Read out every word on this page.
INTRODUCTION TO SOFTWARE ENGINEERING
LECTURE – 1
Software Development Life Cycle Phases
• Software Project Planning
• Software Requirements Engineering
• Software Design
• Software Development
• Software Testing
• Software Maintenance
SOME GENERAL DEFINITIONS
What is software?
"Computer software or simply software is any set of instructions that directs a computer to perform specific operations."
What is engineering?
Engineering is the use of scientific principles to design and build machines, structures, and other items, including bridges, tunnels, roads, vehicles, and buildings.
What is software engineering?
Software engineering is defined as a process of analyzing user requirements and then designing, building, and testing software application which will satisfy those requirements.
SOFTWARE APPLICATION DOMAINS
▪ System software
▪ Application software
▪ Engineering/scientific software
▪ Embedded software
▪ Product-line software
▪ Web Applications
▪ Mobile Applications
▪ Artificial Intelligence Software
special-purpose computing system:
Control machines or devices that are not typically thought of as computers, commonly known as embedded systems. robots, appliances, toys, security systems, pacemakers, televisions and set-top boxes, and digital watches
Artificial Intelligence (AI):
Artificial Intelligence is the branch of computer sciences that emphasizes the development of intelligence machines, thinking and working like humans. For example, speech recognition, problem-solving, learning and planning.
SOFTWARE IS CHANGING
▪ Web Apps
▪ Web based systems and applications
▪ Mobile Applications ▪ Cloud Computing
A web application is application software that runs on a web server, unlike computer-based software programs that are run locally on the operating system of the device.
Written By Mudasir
◆ ◆ ◆ ◆
| WHAT IS REQUIRED |
Print the complete listing again, exactly as it stands.

| THE RESPONSE |
Read out every word on this page.
INTRODUCTION TO SOFTWARE ENGINEERING
LECTURE – 1
Software Development Life Cycle Phases
• Software Project Planning
• Software Requirements Engineering
• Software Design
• Software Development
• Software Testing
• Software Maintenance
SOME GENERAL DEFINITIONS
What is software?
"Computer software or simply software is any set of instructions that directs a computer to perform specific operations."
What is engineering?
Engineering is the use of scientific principles to design and build machines, structures, and other items, including bridges, tunnels, roads, vehicles, and buildings.
What is software engineering?
Software engineering is defined as a process of analyzing user requirements and then designing, building, and testing software application which will satisfy those requirements.
SOFTWARE APPLICATION DOMAINS
▪ System software
▪ Application software
▪ Engineering/scientific software
▪ Embedded software
▪ Product-line software
▪ Web Applications
▪ Mobile Applications
▪ Artificial Intelligence Software
special-purpose computing system:
Control machines or devices that are not typically thought of as computers, commonly known as embedded systems. robots, appliances, toys, security systems, pacemakers, televisions and set-top boxes, and digital watches
Artificial Intelligence (AI):
Artificial Intelligence is the branch of computer sciences that emphasizes the development of intelligence machines, thinking and working like humans. For example, speech recognition, problem-solving, learning and planning.
SOFTWARE IS CHANGING
▪ Web Apps
▪ Web based systems and applications
▪ Mobile Applications ▪ Cloud Computing
A web application is application software that runs on a web server, unlike computer-based software programs that are run locally on the operating system of the device.
Written By Mudasir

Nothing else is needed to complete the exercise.